### What you are asked to do
All of the lines below are to be transcribed faithfully, with pictures excluded from the copy.
— Start of Stored records —
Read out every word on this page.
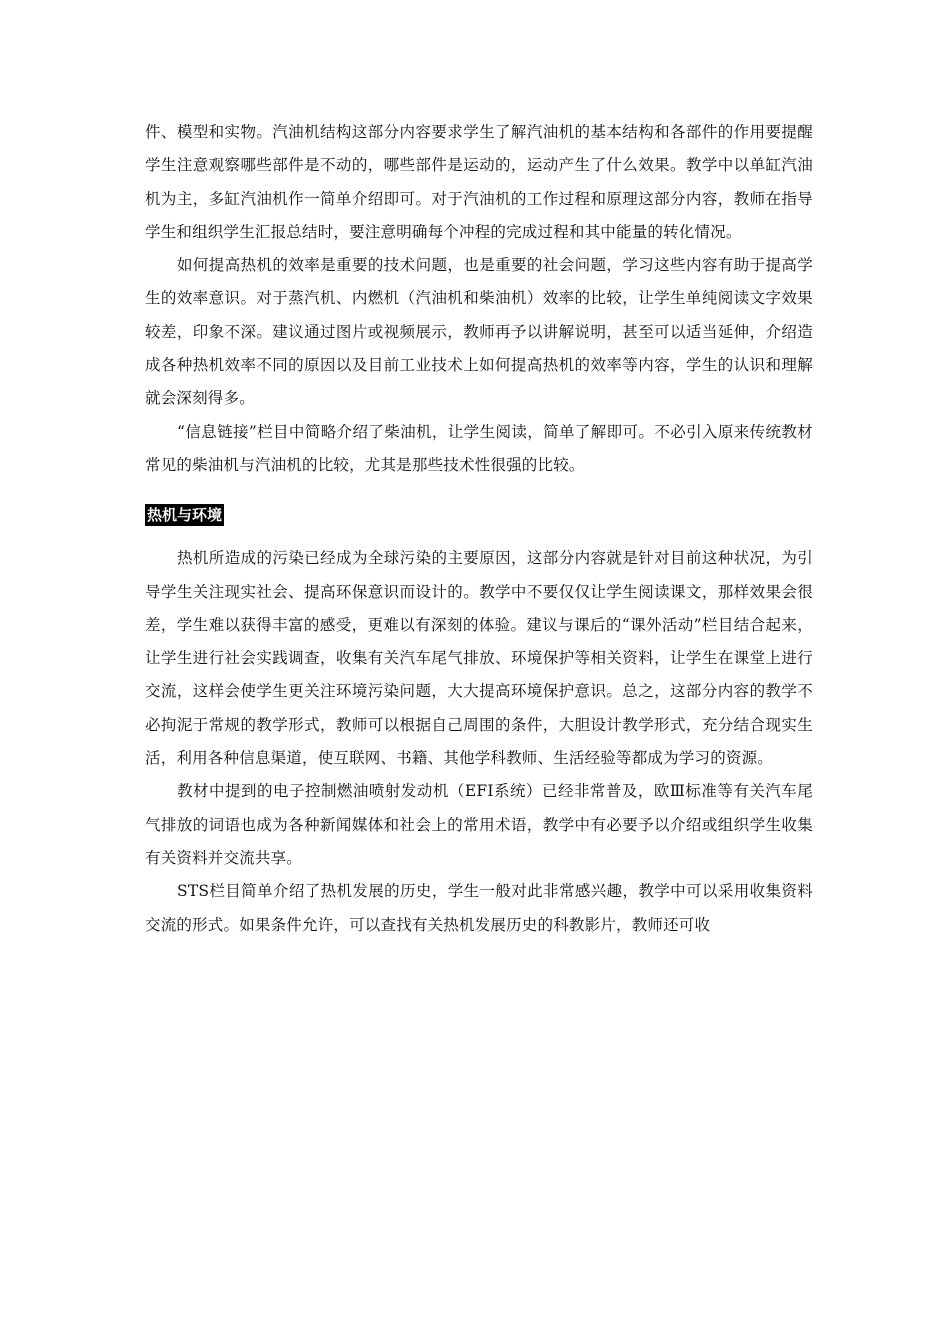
件、模型和实物。汽油机结构这部分内容要求学生了解汽油机的基本结构和各部件的作用要提醒学生注意观察哪些部件是不动的，哪些部件是运动的，运动产生了什么效果。教学中以单缸汽油机为主，多缸汽油机作一简单介绍即可。对于汽油机的工作过程和原理这部分内容，教师在指导学生和组织学生汇报总结时，要注意明确每个冲程的完成过程和其中能量的转化情况。

如何提高热机的效率是重要的技术问题，也是重要的社会问题，学习这些内容有助于提高学生的效率意识。对于蒸汽机、内燃机（汽油机和柴油机）效率的比较，让学生单纯阅读文字效果较差，印象不深。建议通过图片或视频展示，教师再予以讲解说明，甚至可以适当延伸，介绍造成各种热机效率不同的原因以及目前工业技术上如何提高热机的效率等内容，学生的认识和理解就会深刻得多。

“信息链接”栏目中简略介绍了柴油机，让学生阅读，简单了解即可。不必引入原来传统教材常见的柴油机与汽油机的比较，尤其是那些技术性很强的比较。

热机与环境

热机所造成的污染已经成为全球污染的主要原因，这部分内容就是针对目前这种状况，为引导学生关注现实社会、提高环保意识而设计的。教学中不要仅仅让学生阅读课文，那样效果会很差，学生难以获得丰富的感受，更难以有深刻的体验。建议与课后的“课外活动”栏目结合起来，让学生进行社会实践调查，收集有关汽车尾气排放、环境保护等相关资料，让学生在课堂上进行交流，这样会使学生更关注环境污染问题，大大提高环境保护意识。总之，这部分内容的教学不必拘泥于常规的教学形式，教师可以根据自己周围的条件，大胆设计教学形式，充分结合现实生活，利用各种信息渠道，使互联网、书籍、其他学科教师、生活经验等都成为学习的资源。

教材中提到的电子控制燃油喷射发动机（EFI系统）已经非常普及，欧Ⅲ标准等有关汽车尾气排放的词语也成为各种新闻媒体和社会上的常用术语，教学中有必要予以介绍或组织学生收集有关资料并交流共享。

STS栏目简单介绍了热机发展的历史，学生一般对此非常感兴趣，教学中可以采用收集资料交流的形式。如果条件允许，可以查找有关热机发展历史的科教影片，教师还可收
— End of Stored records —
### Exercise output
Read out every word on this page.
件、模型和实物。汽油机结构这部分内容要求学生了解汽油机的基本结构和各部件的作用要提醒学生注意观察哪些部件是不动的，哪些部件是运动的，运动产生了什么效果。教学中以单缸汽油机为主，多缸汽油机作一简单介绍即可。对于汽油机的工作过程和原理这部分内容，教师在指导学生和组织学生汇报总结时，要注意明确每个冲程的完成过程和其中能量的转化情况。

如何提高热机的效率是重要的技术问题，也是重要的社会问题，学习这些内容有助于提高学生的效率意识。对于蒸汽机、内燃机（汽油机和柴油机）效率的比较，让学生单纯阅读文字效果较差，印象不深。建议通过图片或视频展示，教师再予以讲解说明，甚至可以适当延伸，介绍造成各种热机效率不同的原因以及目前工业技术上如何提高热机的效率等内容，学生的认识和理解就会深刻得多。

“信息链接”栏目中简略介绍了柴油机，让学生阅读，简单了解即可。不必引入原来传统教材常见的柴油机与汽油机的比较，尤其是那些技术性很强的比较。

热机与环境

热机所造成的污染已经成为全球污染的主要原因，这部分内容就是针对目前这种状况，为引导学生关注现实社会、提高环保意识而设计的。教学中不要仅仅让学生阅读课文，那样效果会很差，学生难以获得丰富的感受，更难以有深刻的体验。建议与课后的“课外活动”栏目结合起来，让学生进行社会实践调查，收集有关汽车尾气排放、环境保护等相关资料，让学生在课堂上进行交流，这样会使学生更关注环境污染问题，大大提高环境保护意识。总之，这部分内容的教学不必拘泥于常规的教学形式，教师可以根据自己周围的条件，大胆设计教学形式，充分结合现实生活，利用各种信息渠道，使互联网、书籍、其他学科教师、生活经验等都成为学习的资源。

教材中提到的电子控制燃油喷射发动机（EFI系统）已经非常普及，欧Ⅲ标准等有关汽车尾气排放的词语也成为各种新闻媒体和社会上的常用术语，教学中有必要予以介绍或组织学生收集有关资料并交流共享。

STS栏目简单介绍了热机发展的历史，学生一般对此非常感兴趣，教学中可以采用收集资料交流的形式。如果条件允许，可以查找有关热机发展历史的科教影片，教师还可收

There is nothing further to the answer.